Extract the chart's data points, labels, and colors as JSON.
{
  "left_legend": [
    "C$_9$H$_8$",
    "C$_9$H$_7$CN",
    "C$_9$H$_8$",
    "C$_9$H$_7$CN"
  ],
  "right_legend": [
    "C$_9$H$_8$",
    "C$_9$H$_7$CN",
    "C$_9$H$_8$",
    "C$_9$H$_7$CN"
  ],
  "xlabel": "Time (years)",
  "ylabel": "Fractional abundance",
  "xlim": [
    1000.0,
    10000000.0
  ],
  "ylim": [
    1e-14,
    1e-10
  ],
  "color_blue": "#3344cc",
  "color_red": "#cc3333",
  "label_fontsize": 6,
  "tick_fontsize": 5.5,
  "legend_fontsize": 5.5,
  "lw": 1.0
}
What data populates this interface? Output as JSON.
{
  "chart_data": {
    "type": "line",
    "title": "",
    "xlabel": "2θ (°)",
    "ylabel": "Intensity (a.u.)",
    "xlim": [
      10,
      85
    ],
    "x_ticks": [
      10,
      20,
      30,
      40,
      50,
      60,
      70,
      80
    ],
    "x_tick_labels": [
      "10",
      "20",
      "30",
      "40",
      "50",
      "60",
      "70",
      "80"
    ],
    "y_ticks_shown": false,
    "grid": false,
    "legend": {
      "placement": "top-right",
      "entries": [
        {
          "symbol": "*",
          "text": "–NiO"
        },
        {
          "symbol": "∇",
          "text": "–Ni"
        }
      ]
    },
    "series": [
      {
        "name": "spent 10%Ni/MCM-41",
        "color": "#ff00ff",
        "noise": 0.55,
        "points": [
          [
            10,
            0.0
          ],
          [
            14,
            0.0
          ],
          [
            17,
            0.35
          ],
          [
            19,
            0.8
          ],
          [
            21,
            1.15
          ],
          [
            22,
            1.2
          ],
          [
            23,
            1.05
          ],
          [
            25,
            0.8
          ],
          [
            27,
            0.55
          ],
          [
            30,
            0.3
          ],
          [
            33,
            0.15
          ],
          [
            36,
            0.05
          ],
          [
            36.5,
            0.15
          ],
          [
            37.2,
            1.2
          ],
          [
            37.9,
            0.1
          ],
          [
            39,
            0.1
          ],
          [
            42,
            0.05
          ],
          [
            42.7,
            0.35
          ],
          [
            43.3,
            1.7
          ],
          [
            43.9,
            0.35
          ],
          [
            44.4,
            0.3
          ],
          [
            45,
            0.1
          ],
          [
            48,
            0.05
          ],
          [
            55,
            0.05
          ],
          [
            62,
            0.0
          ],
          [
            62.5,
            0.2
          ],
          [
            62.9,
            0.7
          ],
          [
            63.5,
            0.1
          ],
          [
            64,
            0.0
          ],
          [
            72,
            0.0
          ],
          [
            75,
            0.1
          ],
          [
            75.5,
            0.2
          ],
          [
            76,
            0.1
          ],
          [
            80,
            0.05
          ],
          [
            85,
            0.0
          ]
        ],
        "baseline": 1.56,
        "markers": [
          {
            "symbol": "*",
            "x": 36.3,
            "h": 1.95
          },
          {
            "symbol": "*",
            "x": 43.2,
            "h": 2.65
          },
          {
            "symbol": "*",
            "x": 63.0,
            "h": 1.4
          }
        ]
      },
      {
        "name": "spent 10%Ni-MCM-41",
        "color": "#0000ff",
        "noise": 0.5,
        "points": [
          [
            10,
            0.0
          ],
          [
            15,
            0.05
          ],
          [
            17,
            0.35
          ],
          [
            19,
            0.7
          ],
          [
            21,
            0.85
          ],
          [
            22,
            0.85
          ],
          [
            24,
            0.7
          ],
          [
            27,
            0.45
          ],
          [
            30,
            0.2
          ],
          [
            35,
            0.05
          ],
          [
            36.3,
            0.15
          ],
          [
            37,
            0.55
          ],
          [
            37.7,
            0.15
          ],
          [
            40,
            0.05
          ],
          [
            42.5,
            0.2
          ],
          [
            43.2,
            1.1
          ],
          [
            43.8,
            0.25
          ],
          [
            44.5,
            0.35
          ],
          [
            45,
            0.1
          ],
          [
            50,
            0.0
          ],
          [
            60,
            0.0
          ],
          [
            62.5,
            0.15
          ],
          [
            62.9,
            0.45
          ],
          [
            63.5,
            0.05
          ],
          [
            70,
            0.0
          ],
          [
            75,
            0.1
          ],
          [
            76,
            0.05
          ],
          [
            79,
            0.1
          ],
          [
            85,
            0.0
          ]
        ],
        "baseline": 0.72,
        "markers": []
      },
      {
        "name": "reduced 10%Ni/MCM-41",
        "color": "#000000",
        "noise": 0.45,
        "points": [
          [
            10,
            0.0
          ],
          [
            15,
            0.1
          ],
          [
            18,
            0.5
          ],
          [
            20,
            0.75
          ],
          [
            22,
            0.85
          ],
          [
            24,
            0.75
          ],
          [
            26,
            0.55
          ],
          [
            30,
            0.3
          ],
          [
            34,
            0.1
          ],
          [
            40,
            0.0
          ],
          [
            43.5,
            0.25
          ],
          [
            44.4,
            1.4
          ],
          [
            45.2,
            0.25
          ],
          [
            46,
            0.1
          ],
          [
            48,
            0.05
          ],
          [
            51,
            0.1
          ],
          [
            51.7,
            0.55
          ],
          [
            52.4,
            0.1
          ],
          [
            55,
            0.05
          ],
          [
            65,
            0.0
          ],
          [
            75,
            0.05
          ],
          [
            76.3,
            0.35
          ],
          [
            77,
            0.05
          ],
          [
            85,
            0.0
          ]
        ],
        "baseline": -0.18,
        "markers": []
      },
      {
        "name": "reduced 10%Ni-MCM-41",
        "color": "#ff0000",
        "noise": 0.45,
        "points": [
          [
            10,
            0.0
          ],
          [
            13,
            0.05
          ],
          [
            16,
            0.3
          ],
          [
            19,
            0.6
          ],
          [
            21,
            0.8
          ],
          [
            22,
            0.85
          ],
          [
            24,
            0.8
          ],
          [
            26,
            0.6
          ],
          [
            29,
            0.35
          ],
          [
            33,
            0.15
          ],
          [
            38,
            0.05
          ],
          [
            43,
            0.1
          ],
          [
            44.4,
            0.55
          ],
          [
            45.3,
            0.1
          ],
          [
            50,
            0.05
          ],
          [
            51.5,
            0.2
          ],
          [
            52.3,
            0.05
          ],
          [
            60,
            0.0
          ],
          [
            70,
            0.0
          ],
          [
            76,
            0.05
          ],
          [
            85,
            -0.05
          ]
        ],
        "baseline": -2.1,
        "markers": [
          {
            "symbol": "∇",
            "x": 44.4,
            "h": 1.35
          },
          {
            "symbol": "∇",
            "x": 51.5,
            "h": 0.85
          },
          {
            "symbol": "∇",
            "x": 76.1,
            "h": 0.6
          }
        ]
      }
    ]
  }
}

┄┄┄┄┄┄┄┄┄┄

EXERCISE AIM:
Within the entries above, work out how many lines contain the word "baseline". The number alone is the answer.

OUTPUT BELOW:
4